#### What is required
Of the lines in the listing, how many include the string "direction"? Write the number and nothing else.

Recorded data:
-------------------------

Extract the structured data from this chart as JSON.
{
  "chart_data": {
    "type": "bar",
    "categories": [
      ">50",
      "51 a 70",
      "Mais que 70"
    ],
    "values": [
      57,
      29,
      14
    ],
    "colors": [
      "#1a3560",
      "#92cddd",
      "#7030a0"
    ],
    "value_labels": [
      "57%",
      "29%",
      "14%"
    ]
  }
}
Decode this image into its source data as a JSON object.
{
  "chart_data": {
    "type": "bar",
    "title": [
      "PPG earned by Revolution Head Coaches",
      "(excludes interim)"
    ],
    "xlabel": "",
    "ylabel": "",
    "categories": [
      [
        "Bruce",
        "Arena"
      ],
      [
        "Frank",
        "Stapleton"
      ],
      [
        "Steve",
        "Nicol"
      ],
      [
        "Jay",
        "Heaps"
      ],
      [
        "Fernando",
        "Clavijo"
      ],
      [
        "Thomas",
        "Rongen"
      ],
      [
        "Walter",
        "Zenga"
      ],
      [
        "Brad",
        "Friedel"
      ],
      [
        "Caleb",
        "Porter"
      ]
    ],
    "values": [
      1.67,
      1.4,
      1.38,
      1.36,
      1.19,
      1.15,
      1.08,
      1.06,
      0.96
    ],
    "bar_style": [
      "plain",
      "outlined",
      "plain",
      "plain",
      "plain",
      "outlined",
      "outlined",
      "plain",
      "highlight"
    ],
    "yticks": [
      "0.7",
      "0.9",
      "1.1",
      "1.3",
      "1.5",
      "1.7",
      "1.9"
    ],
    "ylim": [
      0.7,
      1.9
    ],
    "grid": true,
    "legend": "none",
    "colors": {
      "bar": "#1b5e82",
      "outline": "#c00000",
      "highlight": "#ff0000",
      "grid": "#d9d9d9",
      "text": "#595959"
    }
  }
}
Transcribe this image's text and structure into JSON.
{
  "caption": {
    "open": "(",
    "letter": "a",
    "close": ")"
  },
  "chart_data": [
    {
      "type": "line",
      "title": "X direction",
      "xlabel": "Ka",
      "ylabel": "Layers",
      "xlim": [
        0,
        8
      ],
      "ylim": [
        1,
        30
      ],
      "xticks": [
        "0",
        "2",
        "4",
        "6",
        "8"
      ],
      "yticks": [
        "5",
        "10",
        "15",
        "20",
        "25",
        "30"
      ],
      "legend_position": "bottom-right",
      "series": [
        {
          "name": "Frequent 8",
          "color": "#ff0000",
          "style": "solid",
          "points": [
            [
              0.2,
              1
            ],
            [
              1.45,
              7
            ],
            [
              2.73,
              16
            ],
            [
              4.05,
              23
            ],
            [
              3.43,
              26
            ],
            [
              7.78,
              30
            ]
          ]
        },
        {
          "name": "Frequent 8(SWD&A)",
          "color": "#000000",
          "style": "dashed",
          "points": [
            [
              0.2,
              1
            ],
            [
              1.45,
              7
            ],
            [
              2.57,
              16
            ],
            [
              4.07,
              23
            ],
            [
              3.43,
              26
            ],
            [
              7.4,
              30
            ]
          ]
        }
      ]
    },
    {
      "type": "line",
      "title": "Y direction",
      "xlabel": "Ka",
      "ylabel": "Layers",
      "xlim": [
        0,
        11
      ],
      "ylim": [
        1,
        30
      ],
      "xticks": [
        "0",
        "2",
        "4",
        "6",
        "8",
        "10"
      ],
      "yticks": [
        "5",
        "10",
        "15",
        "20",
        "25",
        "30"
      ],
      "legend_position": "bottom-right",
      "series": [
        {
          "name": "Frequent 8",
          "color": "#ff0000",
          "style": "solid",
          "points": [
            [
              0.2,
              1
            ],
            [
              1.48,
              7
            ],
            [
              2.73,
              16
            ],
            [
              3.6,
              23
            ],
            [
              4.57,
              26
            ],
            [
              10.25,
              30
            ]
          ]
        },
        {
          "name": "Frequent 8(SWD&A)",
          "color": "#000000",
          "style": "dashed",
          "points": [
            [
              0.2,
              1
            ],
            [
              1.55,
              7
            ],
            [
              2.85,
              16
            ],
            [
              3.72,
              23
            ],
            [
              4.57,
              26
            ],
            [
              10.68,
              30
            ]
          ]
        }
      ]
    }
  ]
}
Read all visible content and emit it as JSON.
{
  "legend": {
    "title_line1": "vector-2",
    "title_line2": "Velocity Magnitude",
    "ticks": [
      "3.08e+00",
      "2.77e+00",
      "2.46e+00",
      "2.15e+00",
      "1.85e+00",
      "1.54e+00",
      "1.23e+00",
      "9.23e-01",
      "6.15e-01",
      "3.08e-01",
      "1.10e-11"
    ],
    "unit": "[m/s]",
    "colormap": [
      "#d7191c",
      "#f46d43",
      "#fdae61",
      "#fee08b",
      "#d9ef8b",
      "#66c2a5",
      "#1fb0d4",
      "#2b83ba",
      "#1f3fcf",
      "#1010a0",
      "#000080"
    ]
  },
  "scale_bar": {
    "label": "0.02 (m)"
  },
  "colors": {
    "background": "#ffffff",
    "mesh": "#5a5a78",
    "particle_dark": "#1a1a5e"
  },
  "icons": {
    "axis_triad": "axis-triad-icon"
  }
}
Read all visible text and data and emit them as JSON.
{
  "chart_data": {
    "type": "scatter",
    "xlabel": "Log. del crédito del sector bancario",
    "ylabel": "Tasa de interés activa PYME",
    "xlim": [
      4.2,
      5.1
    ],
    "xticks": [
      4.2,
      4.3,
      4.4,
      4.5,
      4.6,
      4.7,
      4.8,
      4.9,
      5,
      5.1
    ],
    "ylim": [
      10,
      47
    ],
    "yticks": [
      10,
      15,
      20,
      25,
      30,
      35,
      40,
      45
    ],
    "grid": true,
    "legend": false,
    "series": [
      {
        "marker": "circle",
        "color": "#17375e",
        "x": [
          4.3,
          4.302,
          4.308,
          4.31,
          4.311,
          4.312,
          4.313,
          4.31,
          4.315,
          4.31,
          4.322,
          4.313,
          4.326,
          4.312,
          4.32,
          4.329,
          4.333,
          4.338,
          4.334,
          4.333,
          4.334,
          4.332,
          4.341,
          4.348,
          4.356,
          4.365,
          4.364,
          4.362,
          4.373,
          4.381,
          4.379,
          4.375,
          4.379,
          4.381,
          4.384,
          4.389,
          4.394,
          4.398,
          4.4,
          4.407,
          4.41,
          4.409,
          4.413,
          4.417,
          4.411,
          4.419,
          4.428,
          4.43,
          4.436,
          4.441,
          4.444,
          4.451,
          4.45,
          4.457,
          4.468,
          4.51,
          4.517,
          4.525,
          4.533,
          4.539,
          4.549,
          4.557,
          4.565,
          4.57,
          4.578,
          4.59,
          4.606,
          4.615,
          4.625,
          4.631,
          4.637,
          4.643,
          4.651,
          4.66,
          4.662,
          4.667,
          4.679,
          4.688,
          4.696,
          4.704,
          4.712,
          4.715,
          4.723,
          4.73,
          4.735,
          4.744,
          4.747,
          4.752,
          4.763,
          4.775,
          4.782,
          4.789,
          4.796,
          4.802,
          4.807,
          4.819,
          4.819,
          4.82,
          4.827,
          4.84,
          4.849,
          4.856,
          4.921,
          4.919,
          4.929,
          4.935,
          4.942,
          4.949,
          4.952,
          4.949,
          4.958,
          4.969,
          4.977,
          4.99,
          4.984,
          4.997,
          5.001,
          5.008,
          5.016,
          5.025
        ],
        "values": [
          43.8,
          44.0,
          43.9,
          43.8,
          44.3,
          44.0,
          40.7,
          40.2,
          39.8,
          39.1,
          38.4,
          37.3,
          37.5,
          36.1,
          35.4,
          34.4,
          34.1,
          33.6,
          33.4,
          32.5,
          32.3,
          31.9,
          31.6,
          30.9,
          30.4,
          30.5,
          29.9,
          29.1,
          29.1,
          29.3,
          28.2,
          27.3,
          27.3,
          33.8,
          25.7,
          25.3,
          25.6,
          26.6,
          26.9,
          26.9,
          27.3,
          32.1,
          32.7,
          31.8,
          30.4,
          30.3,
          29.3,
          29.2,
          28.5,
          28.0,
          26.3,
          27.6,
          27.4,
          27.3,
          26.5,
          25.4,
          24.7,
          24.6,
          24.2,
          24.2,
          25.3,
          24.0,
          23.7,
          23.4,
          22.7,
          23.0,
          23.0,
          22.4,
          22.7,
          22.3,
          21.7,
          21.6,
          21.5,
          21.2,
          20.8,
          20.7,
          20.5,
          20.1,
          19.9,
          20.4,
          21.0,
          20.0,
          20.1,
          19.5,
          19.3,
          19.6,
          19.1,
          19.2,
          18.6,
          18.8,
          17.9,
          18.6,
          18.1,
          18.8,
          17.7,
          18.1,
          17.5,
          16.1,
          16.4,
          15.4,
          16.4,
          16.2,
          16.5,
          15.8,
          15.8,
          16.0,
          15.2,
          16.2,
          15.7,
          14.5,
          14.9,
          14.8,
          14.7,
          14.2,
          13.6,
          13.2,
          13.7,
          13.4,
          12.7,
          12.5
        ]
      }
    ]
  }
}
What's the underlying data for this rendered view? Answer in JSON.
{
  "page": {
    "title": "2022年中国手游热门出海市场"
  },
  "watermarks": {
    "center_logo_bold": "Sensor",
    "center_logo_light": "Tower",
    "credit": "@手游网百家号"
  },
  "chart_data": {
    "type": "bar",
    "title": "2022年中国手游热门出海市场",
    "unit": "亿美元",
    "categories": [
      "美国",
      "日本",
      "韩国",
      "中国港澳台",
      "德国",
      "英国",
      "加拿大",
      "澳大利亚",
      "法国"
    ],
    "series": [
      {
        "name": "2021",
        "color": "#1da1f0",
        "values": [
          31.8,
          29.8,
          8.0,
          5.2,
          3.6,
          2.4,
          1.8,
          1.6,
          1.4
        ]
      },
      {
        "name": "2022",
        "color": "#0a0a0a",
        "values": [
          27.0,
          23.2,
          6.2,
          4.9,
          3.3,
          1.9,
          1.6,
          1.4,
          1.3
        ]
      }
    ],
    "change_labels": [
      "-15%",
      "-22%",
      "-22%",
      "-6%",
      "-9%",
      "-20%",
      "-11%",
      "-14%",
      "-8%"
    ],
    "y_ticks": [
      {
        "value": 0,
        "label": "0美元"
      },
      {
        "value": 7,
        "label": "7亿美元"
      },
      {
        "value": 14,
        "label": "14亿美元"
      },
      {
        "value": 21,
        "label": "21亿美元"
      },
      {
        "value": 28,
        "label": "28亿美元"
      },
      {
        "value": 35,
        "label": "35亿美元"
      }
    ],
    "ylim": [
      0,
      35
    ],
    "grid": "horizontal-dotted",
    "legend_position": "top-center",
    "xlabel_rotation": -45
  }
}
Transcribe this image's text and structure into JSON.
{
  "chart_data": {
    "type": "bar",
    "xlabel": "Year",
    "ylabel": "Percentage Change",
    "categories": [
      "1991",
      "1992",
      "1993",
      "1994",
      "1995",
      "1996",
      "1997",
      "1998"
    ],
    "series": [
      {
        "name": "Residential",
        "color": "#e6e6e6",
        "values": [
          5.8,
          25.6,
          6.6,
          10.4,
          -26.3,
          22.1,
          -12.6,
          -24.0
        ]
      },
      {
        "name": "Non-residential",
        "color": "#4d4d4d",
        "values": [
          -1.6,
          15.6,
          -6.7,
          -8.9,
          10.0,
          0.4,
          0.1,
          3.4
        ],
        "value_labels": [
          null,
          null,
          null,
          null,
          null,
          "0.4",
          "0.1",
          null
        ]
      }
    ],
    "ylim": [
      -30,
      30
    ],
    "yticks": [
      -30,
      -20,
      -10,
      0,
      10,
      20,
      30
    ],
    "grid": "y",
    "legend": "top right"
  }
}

-------------------------

#### Finished answer
2